- **Written task**: Using the material that follows, identify and copy each line with the string "text".
= = =
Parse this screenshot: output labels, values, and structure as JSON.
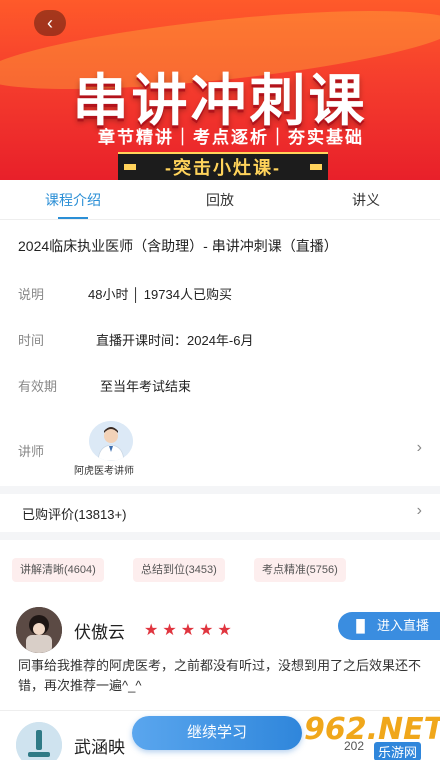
{
  "banner": {
    "back_glyph": "‹",
    "title": "串讲冲刺课",
    "subtitle": "章节精讲｜考点逐析｜夯实基础",
    "tag": "-突击小灶课-"
  },
  "tabs": [
    {
      "label": "课程介绍",
      "active": true
    },
    {
      "label": "回放",
      "active": false
    },
    {
      "label": "讲义",
      "active": false
    }
  ],
  "course": {
    "title": "2024临床执业医师（含助理）- 串讲冲刺课（直播）",
    "desc_label": "说明",
    "desc_value": "48小时 │ 19734人已购买",
    "time_label": "时间",
    "time_value": "直播开课时间：2024年-6月",
    "valid_label": "有效期",
    "valid_value": "至当年考试结束",
    "teacher_label": "讲师",
    "teacher_name": "阿虎医考讲师"
  },
  "rating": {
    "label": "已购评价(13813+)"
  },
  "review_tags": [
    "讲解清晰(4604)",
    "总结到位(3453)",
    "考点精准(5756)"
  ],
  "reviews": [
    {
      "name": "伏傲云",
      "stars": "★★★★★",
      "text": "同事给我推荐的阿虎医考，之前都没有听过，没想到用了之后效果还不错，再次推荐一遍^_^"
    },
    {
      "name": "武涵映",
      "text": ""
    }
  ],
  "buttons": {
    "live": "进入直播",
    "continue": "继续学习"
  },
  "watermark": {
    "brand": "962.NET",
    "site": "乐游网",
    "year_fragment": "202"
  },
  "colors": {
    "accent": "#2b8fd6",
    "banner_red": "#e8202a",
    "star": "#e0353f",
    "tag_bg": "#fdeeee"
  }
}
= = =
- **Task output**:
      "text": "同事给我推荐的阿虎医考，之前都没有听过，没想到用了之后效果还不错，再次推荐一遍^_^"
      "text": ""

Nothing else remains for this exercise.